Start of Source records
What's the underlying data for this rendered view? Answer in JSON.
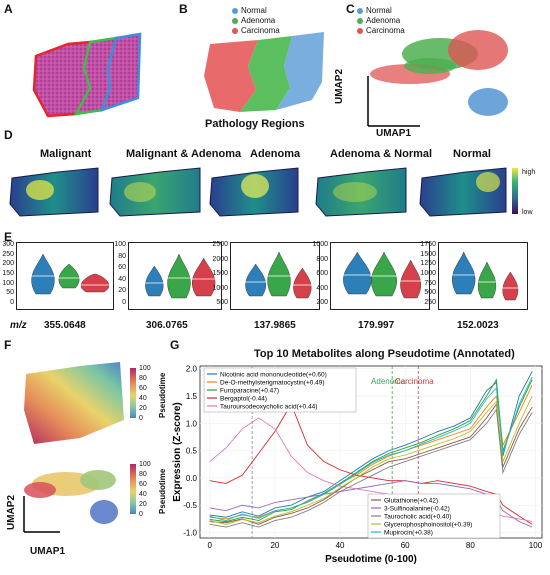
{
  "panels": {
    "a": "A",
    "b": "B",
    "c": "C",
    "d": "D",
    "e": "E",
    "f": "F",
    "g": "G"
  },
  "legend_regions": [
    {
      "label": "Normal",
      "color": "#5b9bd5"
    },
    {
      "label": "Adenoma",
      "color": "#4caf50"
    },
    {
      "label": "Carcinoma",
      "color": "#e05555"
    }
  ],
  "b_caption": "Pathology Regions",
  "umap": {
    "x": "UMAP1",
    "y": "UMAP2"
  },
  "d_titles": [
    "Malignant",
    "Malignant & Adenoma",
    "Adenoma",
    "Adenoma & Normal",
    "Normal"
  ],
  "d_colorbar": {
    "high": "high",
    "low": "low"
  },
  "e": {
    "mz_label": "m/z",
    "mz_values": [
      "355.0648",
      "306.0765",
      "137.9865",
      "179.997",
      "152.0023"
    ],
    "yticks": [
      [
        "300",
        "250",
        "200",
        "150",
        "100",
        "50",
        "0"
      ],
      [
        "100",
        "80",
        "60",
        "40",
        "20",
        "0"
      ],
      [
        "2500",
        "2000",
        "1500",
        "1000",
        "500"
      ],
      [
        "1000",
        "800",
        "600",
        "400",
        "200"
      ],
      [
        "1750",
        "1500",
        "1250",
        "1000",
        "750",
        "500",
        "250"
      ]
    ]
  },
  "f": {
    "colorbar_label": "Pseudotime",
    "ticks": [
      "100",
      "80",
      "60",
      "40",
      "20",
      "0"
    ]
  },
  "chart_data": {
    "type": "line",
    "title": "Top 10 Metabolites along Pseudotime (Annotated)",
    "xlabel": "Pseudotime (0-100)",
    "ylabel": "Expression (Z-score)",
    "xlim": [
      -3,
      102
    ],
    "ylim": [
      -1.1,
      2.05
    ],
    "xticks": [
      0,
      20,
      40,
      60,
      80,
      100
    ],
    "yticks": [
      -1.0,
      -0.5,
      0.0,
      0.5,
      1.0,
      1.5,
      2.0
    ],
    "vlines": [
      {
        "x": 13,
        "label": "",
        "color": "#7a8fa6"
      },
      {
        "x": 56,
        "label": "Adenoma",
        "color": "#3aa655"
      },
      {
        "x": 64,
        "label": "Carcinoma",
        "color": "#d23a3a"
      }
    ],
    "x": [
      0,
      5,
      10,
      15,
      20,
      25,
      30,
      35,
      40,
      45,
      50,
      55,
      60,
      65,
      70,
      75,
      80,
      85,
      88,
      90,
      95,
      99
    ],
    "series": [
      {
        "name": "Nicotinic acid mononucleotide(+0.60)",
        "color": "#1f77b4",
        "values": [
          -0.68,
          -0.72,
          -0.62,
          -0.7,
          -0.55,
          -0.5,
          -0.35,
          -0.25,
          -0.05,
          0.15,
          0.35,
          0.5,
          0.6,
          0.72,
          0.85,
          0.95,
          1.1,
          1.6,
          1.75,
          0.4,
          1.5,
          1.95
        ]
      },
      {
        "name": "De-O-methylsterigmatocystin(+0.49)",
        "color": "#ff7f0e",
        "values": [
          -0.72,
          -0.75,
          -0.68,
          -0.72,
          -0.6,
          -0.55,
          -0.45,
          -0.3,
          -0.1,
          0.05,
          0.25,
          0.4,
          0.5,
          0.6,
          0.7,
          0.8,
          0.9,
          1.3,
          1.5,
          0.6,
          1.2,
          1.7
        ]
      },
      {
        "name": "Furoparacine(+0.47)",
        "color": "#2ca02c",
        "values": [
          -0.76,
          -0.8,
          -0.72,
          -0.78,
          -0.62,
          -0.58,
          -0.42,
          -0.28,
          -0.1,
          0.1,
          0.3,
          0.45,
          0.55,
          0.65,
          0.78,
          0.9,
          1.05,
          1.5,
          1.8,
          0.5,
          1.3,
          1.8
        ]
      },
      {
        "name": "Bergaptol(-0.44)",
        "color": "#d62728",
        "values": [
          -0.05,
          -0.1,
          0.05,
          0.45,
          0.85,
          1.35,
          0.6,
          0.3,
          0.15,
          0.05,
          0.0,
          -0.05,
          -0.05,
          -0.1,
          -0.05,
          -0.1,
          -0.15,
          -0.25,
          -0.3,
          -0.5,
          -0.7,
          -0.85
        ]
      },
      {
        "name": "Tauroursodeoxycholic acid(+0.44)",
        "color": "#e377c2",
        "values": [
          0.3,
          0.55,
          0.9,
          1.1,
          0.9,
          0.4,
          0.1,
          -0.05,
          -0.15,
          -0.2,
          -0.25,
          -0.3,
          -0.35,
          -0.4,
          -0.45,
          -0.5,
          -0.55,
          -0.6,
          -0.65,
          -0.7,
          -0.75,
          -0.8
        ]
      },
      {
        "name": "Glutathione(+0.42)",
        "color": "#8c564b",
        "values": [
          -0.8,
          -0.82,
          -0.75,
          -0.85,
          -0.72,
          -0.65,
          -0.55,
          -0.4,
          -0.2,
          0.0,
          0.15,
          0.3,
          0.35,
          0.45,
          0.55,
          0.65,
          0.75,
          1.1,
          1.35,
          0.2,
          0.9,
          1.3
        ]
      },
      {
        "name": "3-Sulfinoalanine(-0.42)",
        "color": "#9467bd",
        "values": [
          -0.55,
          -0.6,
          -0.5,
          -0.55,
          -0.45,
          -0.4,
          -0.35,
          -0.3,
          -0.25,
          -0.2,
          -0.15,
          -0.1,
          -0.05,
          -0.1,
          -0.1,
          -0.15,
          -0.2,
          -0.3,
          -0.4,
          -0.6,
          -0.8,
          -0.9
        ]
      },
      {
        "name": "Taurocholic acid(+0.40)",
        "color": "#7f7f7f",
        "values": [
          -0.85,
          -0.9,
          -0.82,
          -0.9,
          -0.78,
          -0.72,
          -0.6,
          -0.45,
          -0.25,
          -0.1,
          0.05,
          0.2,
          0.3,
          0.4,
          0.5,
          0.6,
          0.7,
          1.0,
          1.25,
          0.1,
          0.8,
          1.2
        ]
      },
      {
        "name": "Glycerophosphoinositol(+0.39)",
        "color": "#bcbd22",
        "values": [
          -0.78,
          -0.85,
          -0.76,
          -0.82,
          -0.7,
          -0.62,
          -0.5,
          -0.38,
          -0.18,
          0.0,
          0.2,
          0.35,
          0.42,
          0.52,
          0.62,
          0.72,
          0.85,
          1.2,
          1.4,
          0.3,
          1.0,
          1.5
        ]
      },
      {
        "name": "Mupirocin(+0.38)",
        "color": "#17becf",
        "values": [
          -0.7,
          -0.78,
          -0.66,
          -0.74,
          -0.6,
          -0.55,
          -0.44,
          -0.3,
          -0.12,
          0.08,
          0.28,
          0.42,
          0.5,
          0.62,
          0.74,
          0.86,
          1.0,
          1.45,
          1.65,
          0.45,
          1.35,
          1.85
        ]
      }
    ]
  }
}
End of Source records
* Short exercise: In the entries above, count every line containing the word "Normal". Write only the total.

* Output of the task: 3